» Requirement 1:
Starting at the first row and ending at the row that contains "band-line — [217, 530, 2138, 712]", replace each "x-tick-label" with "x-axis-tick" and return those rows with nothing else altered.

» Source:
Signed Chars - What Foolishness Revisited!

Jeffrey William Gillette jwg at duke.UUCP
Sun Nov 2 01:52:29 AEST 1986


[]

A few weeks ago I vented my hostilities on MSC's support (or lack 
thereof) for extended ASCII characters - specifically for their
decision to make type 'char' default to a signed quantity.  I asked
if other compilers defaulted to signed, and what justification existed
for such a policy.  I would like to thank those who were kind enough
to respond to my questions, summarize the arguments as I understand
them, and come back for a rebuttal.

1)	Microsoft C

MSC does, in fact, claim quite explicitly in the library manual that
'isupper', 'islower', etc. are defined only when 'isascii' is true.
Thus, with regards to my original complaint about 'isupper', the 
compiler is not broken, it is simply wrong!  

The MSC "Language Reference" distinguishes two types of character
sets.  The "representable" character set includes all symbols which
are meaningful to the host system.  The "C" character set, a subset
of the former, includes all characters which have meaning to the compiler.
I assume this distinction allows, e.g. the compiler to process strings
containing non-ASCII characters, or to handle quoted non-ASCII 
characters in 'if' or 'case' statements.

It seems to me that any 'isbar' macro *ought* to apply to the full set
of characters which can be represented in the system, not only to those
used by the compiler.  For the PCDOS environment this includes characters
with umlauts, acute and grave accents, etc.  Thus I argue that Microsoft
has made the wrong decision in failing to support the full character
environment of their target system.

2)	Signed char default

It appears that an accident of history - the architecture of the PDP-11 -
brought about the implementation of 'signed' chars.  Since then there 
appears to be a split between compilers that default to signed chars 
and those that default to unsigned.

» Requirement 2:
According to the post on signed chars, what accident of history brought about signed chars?

» Entries supplied:
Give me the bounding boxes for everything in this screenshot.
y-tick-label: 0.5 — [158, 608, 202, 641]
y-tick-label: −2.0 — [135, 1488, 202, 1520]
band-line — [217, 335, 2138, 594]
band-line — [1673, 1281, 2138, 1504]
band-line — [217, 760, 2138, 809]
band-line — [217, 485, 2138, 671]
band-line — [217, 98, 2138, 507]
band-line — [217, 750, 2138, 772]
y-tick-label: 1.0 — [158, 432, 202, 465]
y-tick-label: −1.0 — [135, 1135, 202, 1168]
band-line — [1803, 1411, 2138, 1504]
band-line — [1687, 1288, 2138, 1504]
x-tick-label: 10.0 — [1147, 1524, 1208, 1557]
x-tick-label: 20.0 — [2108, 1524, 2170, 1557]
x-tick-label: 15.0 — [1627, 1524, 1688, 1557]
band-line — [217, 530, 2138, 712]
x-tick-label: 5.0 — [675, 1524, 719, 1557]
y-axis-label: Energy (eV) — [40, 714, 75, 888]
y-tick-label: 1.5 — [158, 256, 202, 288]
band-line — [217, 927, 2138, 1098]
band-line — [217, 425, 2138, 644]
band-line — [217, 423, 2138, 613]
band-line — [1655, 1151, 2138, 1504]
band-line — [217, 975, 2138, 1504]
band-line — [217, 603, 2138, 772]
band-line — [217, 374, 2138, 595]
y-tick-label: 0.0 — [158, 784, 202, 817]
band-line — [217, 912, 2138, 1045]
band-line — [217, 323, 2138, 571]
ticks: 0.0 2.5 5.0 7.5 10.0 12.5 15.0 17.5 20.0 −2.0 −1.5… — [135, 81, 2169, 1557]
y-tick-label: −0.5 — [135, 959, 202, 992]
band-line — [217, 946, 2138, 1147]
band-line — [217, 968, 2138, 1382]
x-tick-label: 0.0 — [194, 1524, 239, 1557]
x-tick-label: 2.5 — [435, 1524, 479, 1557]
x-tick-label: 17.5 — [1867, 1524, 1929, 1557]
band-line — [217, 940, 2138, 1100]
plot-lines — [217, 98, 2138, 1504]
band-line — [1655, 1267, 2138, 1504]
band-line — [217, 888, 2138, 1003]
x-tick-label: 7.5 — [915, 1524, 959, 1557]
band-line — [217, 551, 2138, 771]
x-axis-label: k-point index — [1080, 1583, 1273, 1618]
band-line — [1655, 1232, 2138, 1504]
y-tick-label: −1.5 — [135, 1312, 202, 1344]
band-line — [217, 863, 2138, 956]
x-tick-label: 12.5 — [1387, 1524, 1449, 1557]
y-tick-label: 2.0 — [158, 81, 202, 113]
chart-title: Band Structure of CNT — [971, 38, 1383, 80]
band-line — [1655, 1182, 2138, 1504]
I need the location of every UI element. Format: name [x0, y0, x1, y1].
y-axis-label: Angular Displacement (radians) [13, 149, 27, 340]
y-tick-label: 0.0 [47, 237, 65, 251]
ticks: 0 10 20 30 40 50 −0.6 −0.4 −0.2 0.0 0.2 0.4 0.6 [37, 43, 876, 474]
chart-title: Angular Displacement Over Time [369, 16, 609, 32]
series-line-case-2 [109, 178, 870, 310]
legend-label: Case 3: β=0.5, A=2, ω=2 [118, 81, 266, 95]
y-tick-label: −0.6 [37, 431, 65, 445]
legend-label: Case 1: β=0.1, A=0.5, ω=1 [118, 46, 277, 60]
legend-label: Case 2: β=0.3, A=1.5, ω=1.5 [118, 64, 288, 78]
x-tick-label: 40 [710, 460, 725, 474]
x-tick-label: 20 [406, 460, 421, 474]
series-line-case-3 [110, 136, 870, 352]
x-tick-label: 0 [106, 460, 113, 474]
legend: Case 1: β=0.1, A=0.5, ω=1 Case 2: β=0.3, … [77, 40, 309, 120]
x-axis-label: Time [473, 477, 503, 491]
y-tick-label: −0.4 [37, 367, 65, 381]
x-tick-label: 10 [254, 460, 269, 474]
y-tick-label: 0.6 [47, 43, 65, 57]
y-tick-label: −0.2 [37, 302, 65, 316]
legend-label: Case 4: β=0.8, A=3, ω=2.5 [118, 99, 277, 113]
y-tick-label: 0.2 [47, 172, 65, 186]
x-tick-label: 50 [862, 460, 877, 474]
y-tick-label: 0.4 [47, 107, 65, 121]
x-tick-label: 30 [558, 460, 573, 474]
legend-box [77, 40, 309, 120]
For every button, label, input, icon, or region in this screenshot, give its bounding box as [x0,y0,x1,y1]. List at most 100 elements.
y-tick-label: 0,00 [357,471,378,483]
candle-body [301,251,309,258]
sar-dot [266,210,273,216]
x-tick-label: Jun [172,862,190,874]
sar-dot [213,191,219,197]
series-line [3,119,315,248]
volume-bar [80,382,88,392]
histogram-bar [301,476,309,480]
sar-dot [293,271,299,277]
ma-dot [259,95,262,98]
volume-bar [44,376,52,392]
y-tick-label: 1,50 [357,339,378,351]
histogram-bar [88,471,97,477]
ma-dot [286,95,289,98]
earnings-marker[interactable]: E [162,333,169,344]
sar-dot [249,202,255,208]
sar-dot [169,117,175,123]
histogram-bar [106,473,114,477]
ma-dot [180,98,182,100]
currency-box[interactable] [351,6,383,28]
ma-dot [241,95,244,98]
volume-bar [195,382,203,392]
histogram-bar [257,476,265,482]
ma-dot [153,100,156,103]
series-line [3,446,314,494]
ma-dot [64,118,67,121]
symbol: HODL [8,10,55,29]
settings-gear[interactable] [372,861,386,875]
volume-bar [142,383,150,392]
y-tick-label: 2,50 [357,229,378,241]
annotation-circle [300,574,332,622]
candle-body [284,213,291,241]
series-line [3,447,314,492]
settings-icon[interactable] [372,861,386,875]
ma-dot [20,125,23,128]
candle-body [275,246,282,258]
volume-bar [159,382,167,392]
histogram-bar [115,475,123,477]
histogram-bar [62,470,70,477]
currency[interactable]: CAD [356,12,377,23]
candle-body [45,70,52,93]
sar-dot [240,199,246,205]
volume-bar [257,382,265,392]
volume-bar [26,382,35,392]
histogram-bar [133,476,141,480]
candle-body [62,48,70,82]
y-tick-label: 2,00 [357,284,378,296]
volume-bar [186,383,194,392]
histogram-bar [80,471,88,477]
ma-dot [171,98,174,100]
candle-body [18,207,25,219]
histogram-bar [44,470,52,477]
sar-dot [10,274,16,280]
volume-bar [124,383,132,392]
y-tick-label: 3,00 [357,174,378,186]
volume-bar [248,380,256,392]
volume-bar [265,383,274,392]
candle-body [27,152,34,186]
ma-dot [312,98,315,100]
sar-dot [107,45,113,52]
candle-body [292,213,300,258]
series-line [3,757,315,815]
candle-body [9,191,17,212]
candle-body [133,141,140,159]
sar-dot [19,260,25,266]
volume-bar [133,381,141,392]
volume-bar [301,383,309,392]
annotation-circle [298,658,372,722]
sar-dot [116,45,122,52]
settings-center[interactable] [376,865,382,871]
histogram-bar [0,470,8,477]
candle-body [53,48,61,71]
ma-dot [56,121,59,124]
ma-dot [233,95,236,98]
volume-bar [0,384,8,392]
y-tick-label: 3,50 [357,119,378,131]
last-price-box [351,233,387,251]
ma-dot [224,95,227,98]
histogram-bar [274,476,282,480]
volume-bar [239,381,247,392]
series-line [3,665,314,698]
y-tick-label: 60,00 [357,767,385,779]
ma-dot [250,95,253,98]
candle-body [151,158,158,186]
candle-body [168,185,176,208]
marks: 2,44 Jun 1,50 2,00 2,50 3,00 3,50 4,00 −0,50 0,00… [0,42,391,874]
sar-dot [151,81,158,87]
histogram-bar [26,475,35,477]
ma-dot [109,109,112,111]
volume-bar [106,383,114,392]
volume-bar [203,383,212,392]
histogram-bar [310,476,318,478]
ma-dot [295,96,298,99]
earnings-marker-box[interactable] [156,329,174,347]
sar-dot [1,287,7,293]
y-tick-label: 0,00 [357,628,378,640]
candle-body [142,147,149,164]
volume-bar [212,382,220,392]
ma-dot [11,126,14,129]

» Expected output 1:
Give me the bounding boxes for everything in this screenshot.
y-tick-label: 0.5 — [158, 608, 202, 641]
y-tick-label: −2.0 — [135, 1488, 202, 1520]
band-line — [217, 335, 2138, 594]
band-line — [1673, 1281, 2138, 1504]
band-line — [217, 760, 2138, 809]
band-line — [217, 485, 2138, 671]
band-line — [217, 98, 2138, 507]
band-line — [217, 750, 2138, 772]
y-tick-label: 1.0 — [158, 432, 202, 465]
y-tick-label: −1.0 — [135, 1135, 202, 1168]
band-line — [1803, 1411, 2138, 1504]
band-line — [1687, 1288, 2138, 1504]
x-axis-tick: 10.0 — [1147, 1524, 1208, 1557]
x-axis-tick: 20.0 — [2108, 1524, 2170, 1557]
x-axis-tick: 15.0 — [1627, 1524, 1688, 1557]
band-line — [217, 530, 2138, 712]

» Expected output 2:
The architecture of the PDP-11.